- INSTRUCTION -
Pull out each line of the data that includes the word "потерь".

BEGIN

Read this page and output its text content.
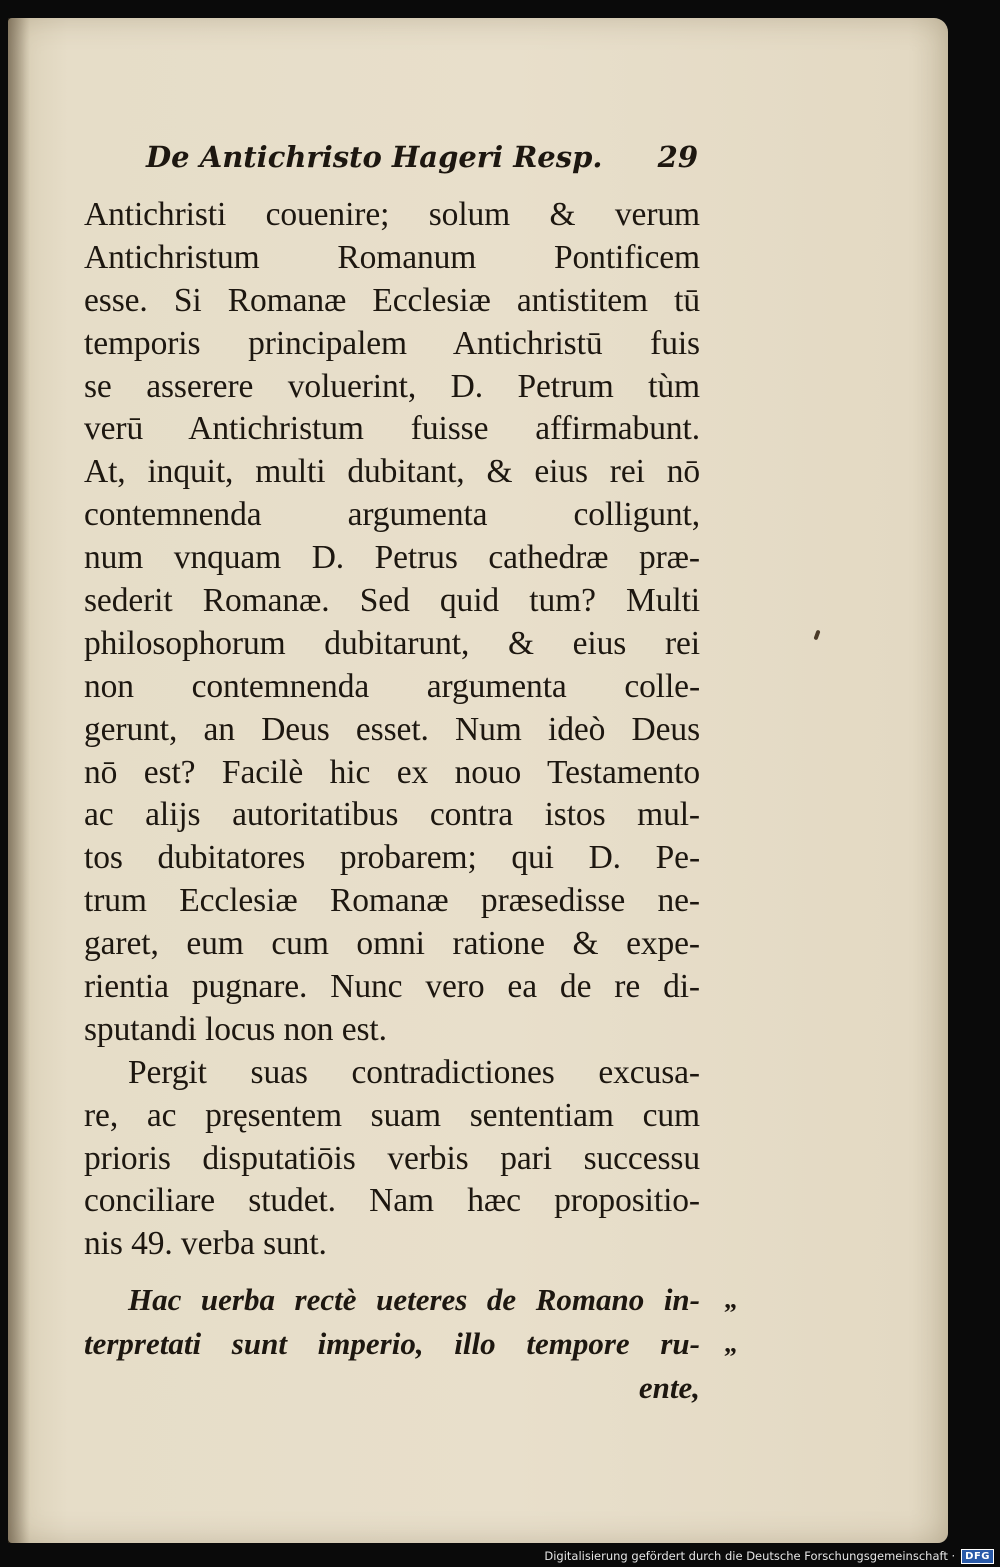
De Antichristo Hageri Resp. 29
Antichristi couenire; solum & verum
Antichristum Romanum Pontificem
esse. Si Romanæ Ecclesiæ antistitem tū
temporis principalem Antichristū fuis
se asserere voluerint, D. Petrum tùm
verū Antichristum fuisse affirmabunt.
At, inquit, multi dubitant, & eius rei nō
contemnenda argumenta colligunt,
num vnquam D. Petrus cathedræ præ-
sederit Romanæ. Sed quid tum? Multi
philosophorum dubitarunt, & eius rei
non contemnenda argumenta colle-
gerunt, an Deus esset. Num ideò Deus
nō est? Facilè hic ex nouo Testamento
ac alijs autoritatibus contra istos mul-
tos dubitatores probarem; qui D. Pe-
trum Ecclesiæ Romanæ præsedisse ne-
garet, eum cum omni ratione & expe-
rientia pugnare. Nunc vero ea de re di-
sputandi locus non est.
Pergit suas contradictiones excusa-
re, ac pręsentem suam sententiam cum
prioris disputatiōis verbis pari successu
conciliare studet. Nam hæc propositio-
nis 49. verba sunt.
Hac uerba rectè ueteres de Romano in- „
terpretati sunt imperio, illo tempore ru- „
ente,
Digitalisierung gefördert durch die Deutsche Forschungsgemeinschaft ·	DFG
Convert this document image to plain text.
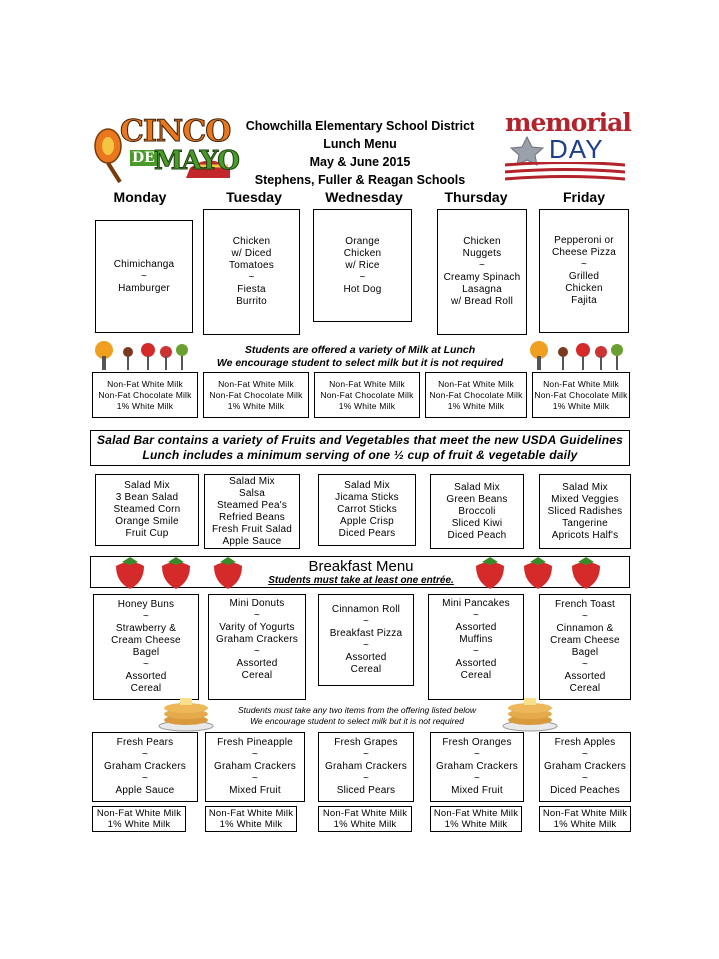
CINCO
DE MAYO
memorial
DAY
Chowchilla Elementary School District
Lunch Menu
May & June 2015
Stephens, Fuller & Reagan Schools
Monday	Tuesday	Wednesday	Thursday	Friday
Chimichanga
~
Hamburger
Chicken
w/ Diced
Tomatoes
~
Fiesta
Burrito
Orange
Chicken
w/ Rice
~
Hot Dog
Chicken
Nuggets
~
Creamy Spinach
Lasagna
w/ Bread Roll
Pepperoni or
Cheese Pizza
~
Grilled
Chicken
Fajita
Students are offered a variety of Milk at Lunch
We encourage student to select milk but it is not required
Non-Fat White Milk
Non-Fat Chocolate Milk
1% White Milk
Non-Fat White Milk
Non-Fat Chocolate Milk
1% White Milk
Non-Fat White Milk
Non-Fat Chocolate Milk
1% White Milk
Non-Fat White Milk
Non-Fat Chocolate Milk
1% White Milk
Non-Fat White Milk
Non-Fat Chocolate Milk
1% White Milk
Salad Bar contains a variety of Fruits and Vegetables that meet the new USDA Guidelines
Lunch includes a minimum serving of one ½ cup of fruit & vegetable daily
Salad Mix
3 Bean Salad
Steamed Corn
Orange Smile
Fruit Cup
Salad Mix
Salsa
Steamed Pea's
Refried Beans
Fresh Fruit Salad
Apple Sauce
Salad Mix
Jicama Sticks
Carrot Sticks
Apple Crisp
Diced Pears
Salad Mix
Green Beans
Broccoli
Sliced Kiwi
Diced Peach
Salad Mix
Mixed Veggies
Sliced Radishes
Tangerine
Apricots Half's
Breakfast Menu
Students must take at least one entrée.
Honey Buns
~
Strawberry &
Cream Cheese
Bagel
~
Assorted
Cereal
Mini Donuts
~
Varity of Yogurts
Graham Crackers
~
Assorted
Cereal
Cinnamon Roll
~
Breakfast Pizza
~
Assorted
Cereal
Mini Pancakes
~
Assorted
Muffins
~
Assorted
Cereal
French Toast
~
Cinnamon &
Cream Cheese
Bagel
~
Assorted
Cereal
Students must take any two items from the offering listed below
We encourage student to select milk but it is not required
Fresh Pears
~
Graham Crackers
~
Apple Sauce
Fresh Pineapple
~
Graham Crackers
~
Mixed Fruit
Fresh Grapes
~
Graham Crackers
~
Sliced Pears
Fresh Oranges
~
Graham Crackers
~
Mixed Fruit
Fresh Apples
~
Graham Crackers
~
Diced Peaches
Non-Fat White Milk
1% White Milk
Non-Fat White Milk
1% White Milk
Non-Fat White Milk
1% White Milk
Non-Fat White Milk
1% White Milk
Non-Fat White Milk
1% White Milk
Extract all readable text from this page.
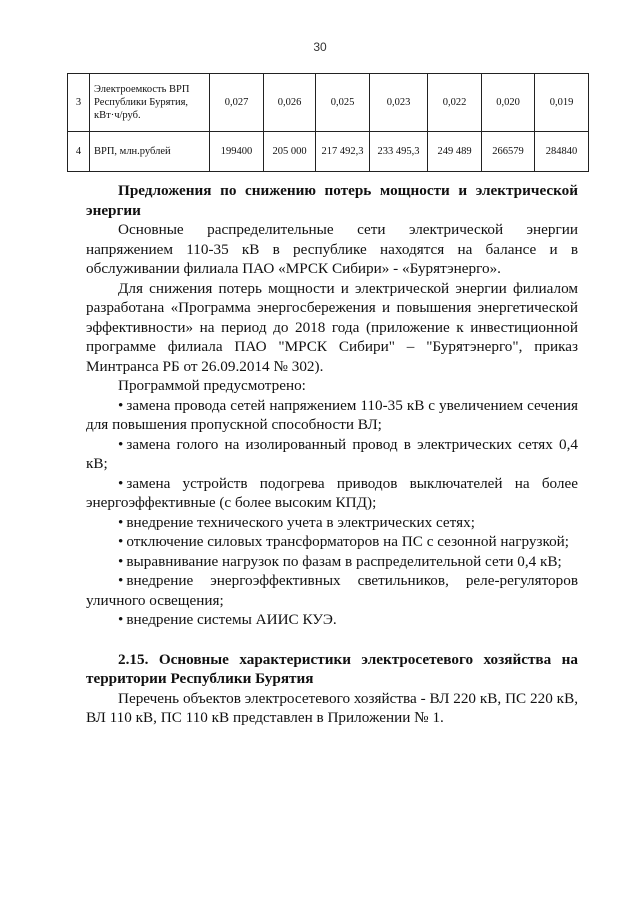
30
3	Электроемкость ВРП Республики Бурятия, кВт·ч/руб.	0,027	0,026	0,025	0,023	0,022	0,020	0,019
4	ВРП, млн.рублей	199400	205 000	217 492,3	233 495,3	249 489	266579	284840

Предложения по снижению потерь мощности и электрической энергии

Основные распределительные сети электрической энергии напряжением 110-35 кВ в республике находятся на балансе и в обслуживании филиала ПАО «МРСК Сибири» - «Бурятэнерго».

Для снижения потерь мощности и электрической энергии филиалом разработана «Программа энергосбережения и повышения энергетической эффективности» на период до 2018 года (приложение к инвестиционной программе филиала ПАО "МРСК Сибири" – "Бурятэнерго", приказ Минтранса РБ от 26.09.2014 № 302).

Программой предусмотрено:

• замена провода сетей напряжением 110-35 кВ с увеличением сечения для повышения пропускной способности ВЛ;

• замена голого на изолированный провод в электрических сетях 0,4 кВ;

• замена устройств подогрева приводов выключателей на более энергоэффективные (с более высоким КПД);

• внедрение технического учета в электрических сетях;

• отключение силовых трансформаторов на ПС с сезонной нагрузкой;

• выравнивание нагрузок по фазам в распределительной сети 0,4 кВ;

• внедрение энергоэффективных светильников, реле-регуляторов уличного освещения;

• внедрение системы АИИС КУЭ.

2.15. Основные характеристики электросетевого хозяйства на территории Республики Бурятия

Перечень объектов электросетевого хозяйства - ВЛ 220 кВ, ПС 220 кВ, ВЛ 110 кВ, ПС 110 кВ представлен в Приложении № 1.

END

- SOLUTION -
Предложения по снижению потерь мощности и электрической энергии
Для снижения потерь мощности и электрической энергии филиалом разработана «Программа энергосбережения и повышения энергетической эффективности» на период до 2018 года (приложение к инвестиционной программе филиала ПАО "МРСК Сибири" – "Бурятэнерго", приказ Минтранса РБ от 26.09.2014 № 302).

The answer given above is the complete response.